• [GIVEN TASK] Output all the entries word for word. Omit the pictures.

• [RECORDED INFORMATION]
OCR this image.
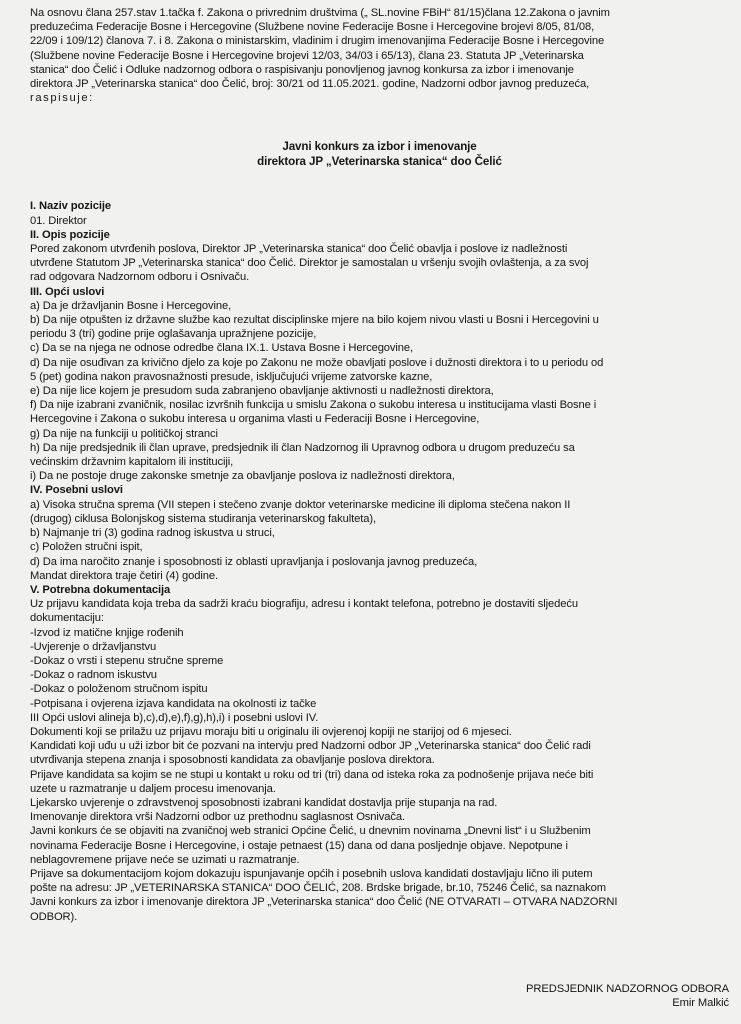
Na osnovu člana 257.stav 1.tačka f. Zakona o privrednim društvima („ SL.novine FBiH“ 81/15)člana 12.Zakona o javnim
preduzećima Federacije Bosne i Hercegovine (Službene novine Federacije Bosne i Hercegovine brojevi 8/05, 81/08,
22/09 i 109/12) članova 7. i 8. Zakona o ministarskim, vladinim i drugim imenovanjima Federacije Bosne i Hercegovine
(Službene novine Federacije Bosne i Hercegovine brojevi 12/03, 34/03 i 65/13), člana 23. Statuta JP „Veterinarska
stanica“ doo Čelić i Odluke nadzornog odbora o raspisivanju ponovljenog javnog konkursa za izbor i imenovanje
direktora JP „Veterinarska stanica“ doo Čelić, broj: 30/21 od 11.05.2021. godine, Nadzorni odbor javnog preduzeća,
raspisuje:
Javni konkurs za izbor i imenovanje
direktora JP „Veterinarska stanica“ doo Čelić
I. Naziv pozicije
01. Direktor
II. Opis pozicije
Pored zakonom utvrđenih poslova, Direktor JP „Veterinarska stanica“ doo Čelić obavlja i poslove iz nadležnosti
utvrđene Statutom JP „Veterinarska stanica“ doo Čelić. Direktor je samostalan u vršenju svojih ovlaštenja, a za svoj
rad odgovara Nadzornom odboru i Osnivaču.
III. Opći uslovi
a) Da je državljanin Bosne i Hercegovine,
b) Da nije otpušten iz državne službe kao rezultat disciplinske mjere na bilo kojem nivou vlasti u Bosni i Hercegovini u
periodu 3 (tri) godine prije oglašavanja upražnjene pozicije,
c) Da se na njega ne odnose odredbe člana IX.1. Ustava Bosne i Hercegovine,
d) Da nije osuđivan za krivično djelo za koje po Zakonu ne može obavljati poslove i dužnosti direktora i to u periodu od
5 (pet) godina nakon pravosnažnosti presude, isključujući vrijeme zatvorske kazne,
e) Da nije lice kojem je presudom suda zabranjeno obavljanje aktivnosti u nadležnosti direktora,
f) Da nije izabrani zvaničnik, nosilac izvršnih funkcija u smislu Zakona o sukobu interesa u institucijama vlasti Bosne i
Hercegovine i Zakona o sukobu interesa u organima vlasti u Federaciji Bosne i Hercegovine,
g) Da nije na funkciji u političkoj stranci
h) Da nije predsjednik ili član uprave, predsjednik ili član Nadzornog ili Upravnog odbora u drugom preduzeću sa
većinskim državnim kapitalom ili instituciji,
i) Da ne postoje druge zakonske smetnje za obavljanje poslova iz nadležnosti direktora,
IV. Posebni uslovi
a) Visoka stručna sprema (VII stepen i stečeno zvanje doktor veterinarske medicine ili diploma stečena nakon II
(drugog) ciklusa Bolonjskog sistema studiranja veterinarskog fakulteta),
b) Najmanje tri (3) godina radnog iskustva u struci,
c) Položen stručni ispit,
d) Da ima naročito znanje i sposobnosti iz oblasti upravljanja i poslovanja javnog preduzeća,
Mandat direktora traje četiri (4) godine.
V. Potrebna dokumentacija
Uz prijavu kandidata koja treba da sadrži kraću biografiju, adresu i kontakt telefona, potrebno je dostaviti sljedeću
dokumentaciju:
-Izvod iz matične knjige rođenih
-Uvjerenje o državljanstvu
-Dokaz o vrsti i stepenu stručne spreme
-Dokaz o radnom iskustvu
-Dokaz o položenom stručnom ispitu
-Potpisana i ovjerena izjava kandidata na okolnosti iz tačke
III Opći uslovi alineja b),c),d),e),f),g),h),i) i posebni uslovi IV.
Dokumenti koji se prilažu uz prijavu moraju biti u originalu ili ovjerenoj kopiji ne starijoj od 6 mjeseci.
Kandidati koji uđu u uži izbor bit će pozvani na intervju pred Nadzorni odbor JP „Veterinarska stanica“ doo Čelić radi
utvrđivanja stepena znanja i sposobnosti kandidata za obavljanje poslova direktora.
Prijave kandidata sa kojim se ne stupi u kontakt u roku od tri (tri) dana od isteka roka za podnošenje prijava neće biti
uzete u razmatranje u daljem procesu imenovanja.
Ljekarsko uvjerenje o zdravstvenoj sposobnosti izabrani kandidat dostavlja prije stupanja na rad.
Imenovanje direktora vrši Nadzorni odbor uz prethodnu saglasnost Osnivača.
Javni konkurs će se objaviti na zvaničnoj web stranici Općine Čelić, u dnevnim novinama „Dnevni list“ i u Službenim
novinama Federacije Bosne i Hercegovine, i ostaje petnaest (15) dana od dana posljednje objave. Nepotpune i
neblagovremene prijave neće se uzimati u razmatranje.
Prijave sa dokumentacijom kojom dokazuju ispunjavanje općih i posebnih uslova kandidati dostavljaju lično ili putem
pošte na adresu: JP „VETERINARSKA STANICA“ DOO ČELIĆ, 208. Brdske brigade, br.10, 75246 Čelić, sa naznakom
Javni konkurs za izbor i imenovanje direktora JP „Veterinarska stanica“ doo Čelić (NE OTVARATI – OTVARA NADZORNI
ODBOR).
PREDSJEDNIK NADZORNOG ODBORA
Emir Malkić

• [OUTPUT BELOW]
OCR this image.
Na osnovu člana 257.stav 1.tačka f. Zakona o privrednim društvima („ SL.novine FBiH“ 81/15)člana 12.Zakona o javnim
preduzećima Federacije Bosne i Hercegovine (Službene novine Federacije Bosne i Hercegovine brojevi 8/05, 81/08,
22/09 i 109/12) članova 7. i 8. Zakona o ministarskim, vladinim i drugim imenovanjima Federacije Bosne i Hercegovine
(Službene novine Federacije Bosne i Hercegovine brojevi 12/03, 34/03 i 65/13), člana 23. Statuta JP „Veterinarska
stanica“ doo Čelić i Odluke nadzornog odbora o raspisivanju ponovljenog javnog konkursa za izbor i imenovanje
direktora JP „Veterinarska stanica“ doo Čelić, broj: 30/21 od 11.05.2021. godine, Nadzorni odbor javnog preduzeća,
raspisuje:
Javni konkurs za izbor i imenovanje
direktora JP „Veterinarska stanica“ doo Čelić
I. Naziv pozicije
01. Direktor
II. Opis pozicije
Pored zakonom utvrđenih poslova, Direktor JP „Veterinarska stanica“ doo Čelić obavlja i poslove iz nadležnosti
utvrđene Statutom JP „Veterinarska stanica“ doo Čelić. Direktor je samostalan u vršenju svojih ovlaštenja, a za svoj
rad odgovara Nadzornom odboru i Osnivaču.
III. Opći uslovi
a) Da je državljanin Bosne i Hercegovine,
b) Da nije otpušten iz državne službe kao rezultat disciplinske mjere na bilo kojem nivou vlasti u Bosni i Hercegovini u
periodu 3 (tri) godine prije oglašavanja upražnjene pozicije,
c) Da se na njega ne odnose odredbe člana IX.1. Ustava Bosne i Hercegovine,
d) Da nije osuđivan za krivično djelo za koje po Zakonu ne može obavljati poslove i dužnosti direktora i to u periodu od
5 (pet) godina nakon pravosnažnosti presude, isključujući vrijeme zatvorske kazne,
e) Da nije lice kojem je presudom suda zabranjeno obavljanje aktivnosti u nadležnosti direktora,
f) Da nije izabrani zvaničnik, nosilac izvršnih funkcija u smislu Zakona o sukobu interesa u institucijama vlasti Bosne i
Hercegovine i Zakona o sukobu interesa u organima vlasti u Federaciji Bosne i Hercegovine,
g) Da nije na funkciji u političkoj stranci
h) Da nije predsjednik ili član uprave, predsjednik ili član Nadzornog ili Upravnog odbora u drugom preduzeću sa
većinskim državnim kapitalom ili instituciji,
i) Da ne postoje druge zakonske smetnje za obavljanje poslova iz nadležnosti direktora,
IV. Posebni uslovi
a) Visoka stručna sprema (VII stepen i stečeno zvanje doktor veterinarske medicine ili diploma stečena nakon II
(drugog) ciklusa Bolonjskog sistema studiranja veterinarskog fakulteta),
b) Najmanje tri (3) godina radnog iskustva u struci,
c) Položen stručni ispit,
d) Da ima naročito znanje i sposobnosti iz oblasti upravljanja i poslovanja javnog preduzeća,
Mandat direktora traje četiri (4) godine.
V. Potrebna dokumentacija
Uz prijavu kandidata koja treba da sadrži kraću biografiju, adresu i kontakt telefona, potrebno je dostaviti sljedeću
dokumentaciju:
-Izvod iz matične knjige rođenih
-Uvjerenje o državljanstvu
-Dokaz o vrsti i stepenu stručne spreme
-Dokaz o radnom iskustvu
-Dokaz o položenom stručnom ispitu
-Potpisana i ovjerena izjava kandidata na okolnosti iz tačke
III Opći uslovi alineja b),c),d),e),f),g),h),i) i posebni uslovi IV.
Dokumenti koji se prilažu uz prijavu moraju biti u originalu ili ovjerenoj kopiji ne starijoj od 6 mjeseci.
Kandidati koji uđu u uži izbor bit će pozvani na intervju pred Nadzorni odbor JP „Veterinarska stanica“ doo Čelić radi
utvrđivanja stepena znanja i sposobnosti kandidata za obavljanje poslova direktora.
Prijave kandidata sa kojim se ne stupi u kontakt u roku od tri (tri) dana od isteka roka za podnošenje prijava neće biti
uzete u razmatranje u daljem procesu imenovanja.
Ljekarsko uvjerenje o zdravstvenoj sposobnosti izabrani kandidat dostavlja prije stupanja na rad.
Imenovanje direktora vrši Nadzorni odbor uz prethodnu saglasnost Osnivača.
Javni konkurs će se objaviti na zvaničnoj web stranici Općine Čelić, u dnevnim novinama „Dnevni list“ i u Službenim
novinama Federacije Bosne i Hercegovine, i ostaje petnaest (15) dana od dana posljednje objave. Nepotpune i
neblagovremene prijave neće se uzimati u razmatranje.
Prijave sa dokumentacijom kojom dokazuju ispunjavanje općih i posebnih uslova kandidati dostavljaju lično ili putem
pošte na adresu: JP „VETERINARSKA STANICA“ DOO ČELIĆ, 208. Brdske brigade, br.10, 75246 Čelić, sa naznakom
Javni konkurs za izbor i imenovanje direktora JP „Veterinarska stanica“ doo Čelić (NE OTVARATI – OTVARA NADZORNI
ODBOR).
PREDSJEDNIK NADZORNOG ODBORA
Emir Malkić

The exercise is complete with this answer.